*PROBLEM DESCRIPTION*
Write out each record below exactly as it appears, with no pictures.

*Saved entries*

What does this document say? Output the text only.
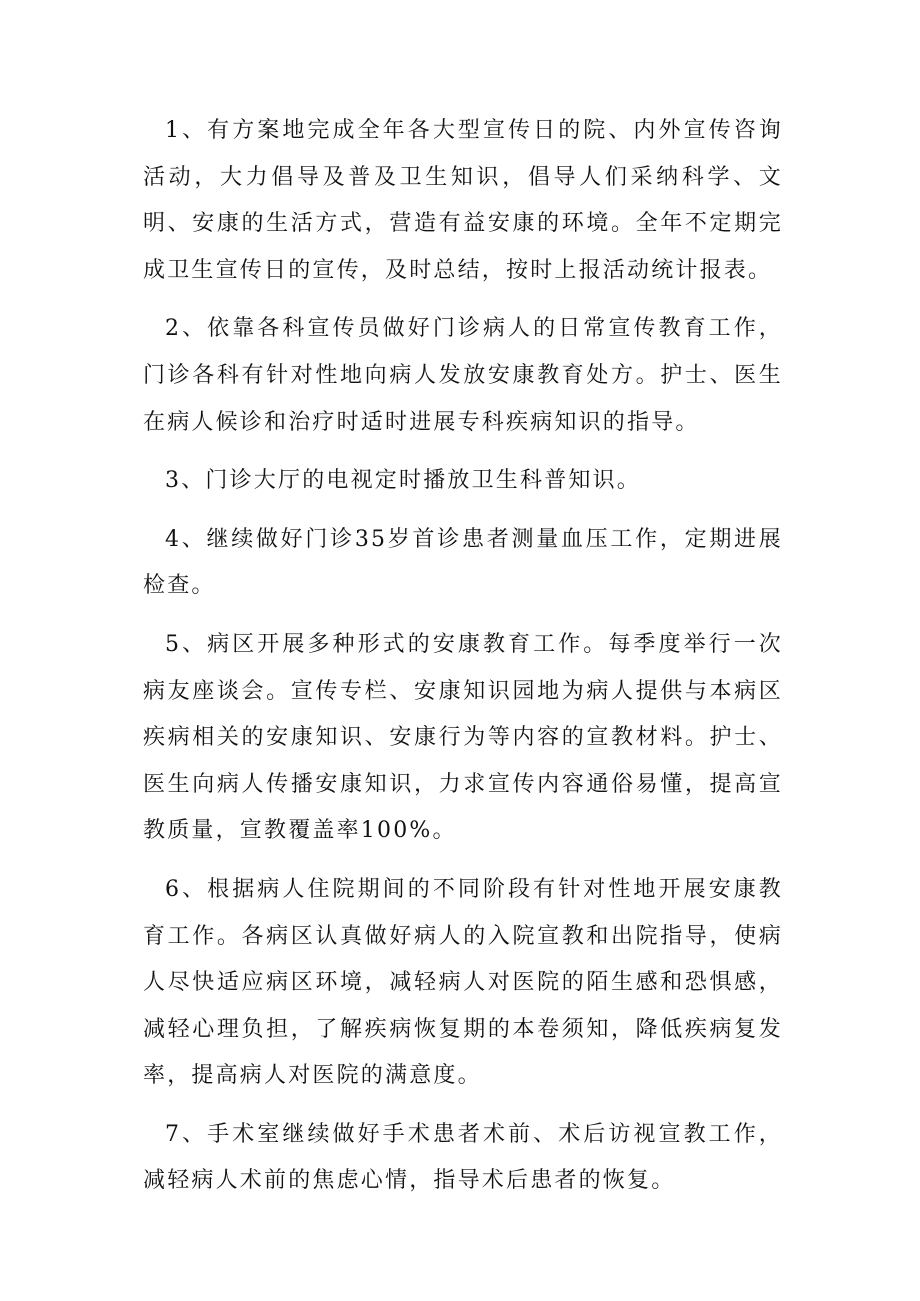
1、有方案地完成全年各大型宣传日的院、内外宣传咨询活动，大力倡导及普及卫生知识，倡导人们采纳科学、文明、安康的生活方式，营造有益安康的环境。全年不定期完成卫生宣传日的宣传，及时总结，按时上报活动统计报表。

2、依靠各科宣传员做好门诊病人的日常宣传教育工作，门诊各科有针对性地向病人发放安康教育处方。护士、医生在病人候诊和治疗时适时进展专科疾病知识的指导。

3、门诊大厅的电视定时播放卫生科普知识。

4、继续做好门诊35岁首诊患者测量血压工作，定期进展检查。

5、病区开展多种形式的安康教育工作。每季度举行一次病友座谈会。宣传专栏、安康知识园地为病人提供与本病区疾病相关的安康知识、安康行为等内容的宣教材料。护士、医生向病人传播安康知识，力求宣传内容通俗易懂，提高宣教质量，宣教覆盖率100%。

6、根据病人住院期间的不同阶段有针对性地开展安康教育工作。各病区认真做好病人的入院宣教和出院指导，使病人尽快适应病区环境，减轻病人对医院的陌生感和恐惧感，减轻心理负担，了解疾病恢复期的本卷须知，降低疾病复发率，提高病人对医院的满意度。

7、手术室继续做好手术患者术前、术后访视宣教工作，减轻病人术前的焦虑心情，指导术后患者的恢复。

*RESULT OF THE TASK*
What does this document say? Output the text only.
1、有方案地完成全年各大型宣传日的院、内外宣传咨询活动，大力倡导及普及卫生知识，倡导人们采纳科学、文明、安康的生活方式，营造有益安康的环境。全年不定期完成卫生宣传日的宣传，及时总结，按时上报活动统计报表。

2、依靠各科宣传员做好门诊病人的日常宣传教育工作，门诊各科有针对性地向病人发放安康教育处方。护士、医生在病人候诊和治疗时适时进展专科疾病知识的指导。

3、门诊大厅的电视定时播放卫生科普知识。

4、继续做好门诊35岁首诊患者测量血压工作，定期进展检查。

5、病区开展多种形式的安康教育工作。每季度举行一次病友座谈会。宣传专栏、安康知识园地为病人提供与本病区疾病相关的安康知识、安康行为等内容的宣教材料。护士、医生向病人传播安康知识，力求宣传内容通俗易懂，提高宣教质量，宣教覆盖率100%。

6、根据病人住院期间的不同阶段有针对性地开展安康教育工作。各病区认真做好病人的入院宣教和出院指导，使病人尽快适应病区环境，减轻病人对医院的陌生感和恐惧感，减轻心理负担，了解疾病恢复期的本卷须知，降低疾病复发率，提高病人对医院的满意度。

7、手术室继续做好手术患者术前、术后访视宣教工作，减轻病人术前的焦虑心情，指导术后患者的恢复。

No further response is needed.